#### [What needs to be done]
From the entries that follow, extract each line holding the string "Adjustment".

#### [Excerpted records]
((

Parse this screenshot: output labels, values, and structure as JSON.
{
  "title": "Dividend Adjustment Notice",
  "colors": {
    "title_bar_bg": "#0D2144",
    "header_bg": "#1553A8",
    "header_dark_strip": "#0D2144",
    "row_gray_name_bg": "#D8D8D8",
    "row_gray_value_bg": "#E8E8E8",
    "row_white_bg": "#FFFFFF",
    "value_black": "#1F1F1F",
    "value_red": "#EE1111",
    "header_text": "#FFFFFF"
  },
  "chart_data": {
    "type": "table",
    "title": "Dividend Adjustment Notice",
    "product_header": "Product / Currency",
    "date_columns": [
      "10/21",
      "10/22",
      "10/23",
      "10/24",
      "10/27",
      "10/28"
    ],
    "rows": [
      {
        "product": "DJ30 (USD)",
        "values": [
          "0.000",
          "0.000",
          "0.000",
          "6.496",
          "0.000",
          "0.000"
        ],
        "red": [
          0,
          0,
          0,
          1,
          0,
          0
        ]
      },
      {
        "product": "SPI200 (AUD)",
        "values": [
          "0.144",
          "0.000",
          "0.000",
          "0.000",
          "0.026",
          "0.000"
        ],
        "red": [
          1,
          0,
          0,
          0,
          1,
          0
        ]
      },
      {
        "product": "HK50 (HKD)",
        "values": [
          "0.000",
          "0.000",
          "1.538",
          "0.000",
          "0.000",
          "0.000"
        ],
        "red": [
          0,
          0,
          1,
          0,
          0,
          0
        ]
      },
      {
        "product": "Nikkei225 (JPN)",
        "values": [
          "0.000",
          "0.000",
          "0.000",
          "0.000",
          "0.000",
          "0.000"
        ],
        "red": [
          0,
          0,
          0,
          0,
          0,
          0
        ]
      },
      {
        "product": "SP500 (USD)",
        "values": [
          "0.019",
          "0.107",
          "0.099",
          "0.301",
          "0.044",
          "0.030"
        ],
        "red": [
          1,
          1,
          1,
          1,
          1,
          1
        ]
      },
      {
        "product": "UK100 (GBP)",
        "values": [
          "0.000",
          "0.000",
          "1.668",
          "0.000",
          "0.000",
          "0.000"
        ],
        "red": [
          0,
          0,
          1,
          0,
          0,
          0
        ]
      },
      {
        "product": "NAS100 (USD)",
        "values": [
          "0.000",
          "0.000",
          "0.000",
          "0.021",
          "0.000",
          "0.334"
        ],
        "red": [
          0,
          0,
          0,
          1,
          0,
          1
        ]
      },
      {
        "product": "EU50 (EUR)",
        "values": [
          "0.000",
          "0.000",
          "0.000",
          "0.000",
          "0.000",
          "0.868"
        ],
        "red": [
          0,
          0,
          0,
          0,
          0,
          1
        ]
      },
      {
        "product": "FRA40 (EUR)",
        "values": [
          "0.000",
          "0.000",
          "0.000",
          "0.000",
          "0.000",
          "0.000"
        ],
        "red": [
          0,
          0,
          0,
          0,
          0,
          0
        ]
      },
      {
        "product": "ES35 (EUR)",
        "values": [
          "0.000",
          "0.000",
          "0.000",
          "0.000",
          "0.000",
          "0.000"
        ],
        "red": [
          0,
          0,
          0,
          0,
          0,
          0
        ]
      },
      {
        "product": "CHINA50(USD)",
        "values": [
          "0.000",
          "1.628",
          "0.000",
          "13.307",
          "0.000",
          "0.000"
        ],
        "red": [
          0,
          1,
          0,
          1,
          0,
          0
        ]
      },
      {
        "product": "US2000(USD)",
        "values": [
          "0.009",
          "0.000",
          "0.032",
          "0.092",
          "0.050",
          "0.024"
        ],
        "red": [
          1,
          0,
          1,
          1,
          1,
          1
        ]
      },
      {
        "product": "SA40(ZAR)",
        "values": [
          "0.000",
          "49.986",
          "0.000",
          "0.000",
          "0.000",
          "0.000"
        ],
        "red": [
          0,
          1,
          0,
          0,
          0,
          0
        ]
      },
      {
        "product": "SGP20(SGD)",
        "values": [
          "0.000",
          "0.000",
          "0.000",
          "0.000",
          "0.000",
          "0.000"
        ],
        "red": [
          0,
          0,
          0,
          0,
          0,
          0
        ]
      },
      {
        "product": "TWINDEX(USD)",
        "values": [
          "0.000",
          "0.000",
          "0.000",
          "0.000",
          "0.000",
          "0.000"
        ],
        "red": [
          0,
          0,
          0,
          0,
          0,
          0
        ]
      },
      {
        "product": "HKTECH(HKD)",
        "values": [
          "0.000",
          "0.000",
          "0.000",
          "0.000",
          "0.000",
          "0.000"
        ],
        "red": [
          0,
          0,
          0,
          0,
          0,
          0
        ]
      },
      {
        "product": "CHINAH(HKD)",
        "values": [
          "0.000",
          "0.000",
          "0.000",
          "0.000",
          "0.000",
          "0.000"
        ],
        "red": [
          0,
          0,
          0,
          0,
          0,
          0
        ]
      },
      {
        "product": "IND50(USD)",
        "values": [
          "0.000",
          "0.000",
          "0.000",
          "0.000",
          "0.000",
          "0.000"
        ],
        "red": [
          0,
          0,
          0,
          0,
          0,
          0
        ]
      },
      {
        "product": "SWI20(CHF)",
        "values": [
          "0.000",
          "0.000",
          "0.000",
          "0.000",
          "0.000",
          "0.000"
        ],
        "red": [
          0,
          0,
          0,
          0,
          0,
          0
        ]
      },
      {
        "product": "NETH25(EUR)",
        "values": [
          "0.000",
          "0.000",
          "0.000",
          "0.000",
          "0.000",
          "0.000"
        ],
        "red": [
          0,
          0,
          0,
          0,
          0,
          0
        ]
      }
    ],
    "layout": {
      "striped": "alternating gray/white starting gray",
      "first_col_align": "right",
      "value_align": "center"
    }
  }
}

))

#### [Exercise result]
  "title": "Dividend Adjustment Notice",
    "title": "Dividend Adjustment Notice",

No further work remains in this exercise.